-- START EXTRACTED DATA --
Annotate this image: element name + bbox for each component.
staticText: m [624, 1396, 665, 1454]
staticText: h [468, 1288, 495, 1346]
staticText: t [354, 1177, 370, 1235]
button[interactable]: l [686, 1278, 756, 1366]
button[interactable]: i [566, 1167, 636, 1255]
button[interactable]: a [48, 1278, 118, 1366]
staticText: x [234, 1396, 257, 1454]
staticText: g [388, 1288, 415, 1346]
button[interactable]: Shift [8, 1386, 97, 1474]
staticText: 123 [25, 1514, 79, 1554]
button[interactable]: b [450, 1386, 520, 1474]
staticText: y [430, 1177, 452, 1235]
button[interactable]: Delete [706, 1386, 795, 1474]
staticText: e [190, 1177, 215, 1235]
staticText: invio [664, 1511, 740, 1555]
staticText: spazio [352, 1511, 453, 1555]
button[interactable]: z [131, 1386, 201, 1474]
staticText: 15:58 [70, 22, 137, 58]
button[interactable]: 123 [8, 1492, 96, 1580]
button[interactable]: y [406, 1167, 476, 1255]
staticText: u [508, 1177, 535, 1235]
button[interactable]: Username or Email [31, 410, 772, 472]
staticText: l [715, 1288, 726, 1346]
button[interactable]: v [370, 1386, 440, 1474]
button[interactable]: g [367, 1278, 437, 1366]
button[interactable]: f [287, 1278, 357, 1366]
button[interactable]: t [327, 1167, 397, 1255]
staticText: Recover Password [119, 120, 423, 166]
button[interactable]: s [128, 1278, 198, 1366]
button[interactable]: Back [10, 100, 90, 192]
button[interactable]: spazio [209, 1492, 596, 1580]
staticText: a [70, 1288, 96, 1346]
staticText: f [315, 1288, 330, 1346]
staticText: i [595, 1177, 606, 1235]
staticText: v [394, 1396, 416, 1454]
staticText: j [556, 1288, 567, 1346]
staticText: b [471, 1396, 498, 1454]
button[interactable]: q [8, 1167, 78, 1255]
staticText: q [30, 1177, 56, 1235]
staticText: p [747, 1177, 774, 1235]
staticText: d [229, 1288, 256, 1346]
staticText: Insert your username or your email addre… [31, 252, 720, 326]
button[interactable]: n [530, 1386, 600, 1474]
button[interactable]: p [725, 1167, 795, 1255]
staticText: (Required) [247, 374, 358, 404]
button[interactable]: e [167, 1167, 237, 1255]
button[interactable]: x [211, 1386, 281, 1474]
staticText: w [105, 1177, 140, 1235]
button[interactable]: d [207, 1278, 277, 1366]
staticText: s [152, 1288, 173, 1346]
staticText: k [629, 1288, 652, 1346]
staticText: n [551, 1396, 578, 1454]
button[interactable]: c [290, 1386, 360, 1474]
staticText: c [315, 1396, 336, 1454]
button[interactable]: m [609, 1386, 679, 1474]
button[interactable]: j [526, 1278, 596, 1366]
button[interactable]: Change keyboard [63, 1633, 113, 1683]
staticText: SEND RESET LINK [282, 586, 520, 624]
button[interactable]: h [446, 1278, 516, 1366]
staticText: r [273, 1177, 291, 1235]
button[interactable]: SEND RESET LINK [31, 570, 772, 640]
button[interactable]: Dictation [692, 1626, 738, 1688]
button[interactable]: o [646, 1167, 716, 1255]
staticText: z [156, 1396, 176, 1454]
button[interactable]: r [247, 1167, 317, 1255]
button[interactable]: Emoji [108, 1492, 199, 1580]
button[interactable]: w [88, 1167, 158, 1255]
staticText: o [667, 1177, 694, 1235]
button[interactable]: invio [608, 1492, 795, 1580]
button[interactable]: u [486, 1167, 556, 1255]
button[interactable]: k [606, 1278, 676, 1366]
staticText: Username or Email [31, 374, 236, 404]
-- END EXTRACTED DATA --
THE EXERCISE: Repeat everything from the start of the records down to the line containing "button[interactable]: l [686, 1278, 756, 1366]", word for word.

WRITTEN SOLUTION:
Annotate this image: element name + bbox for each component.
staticText: m [624, 1396, 665, 1454]
staticText: h [468, 1288, 495, 1346]
staticText: t [354, 1177, 370, 1235]
button[interactable]: l [686, 1278, 756, 1366]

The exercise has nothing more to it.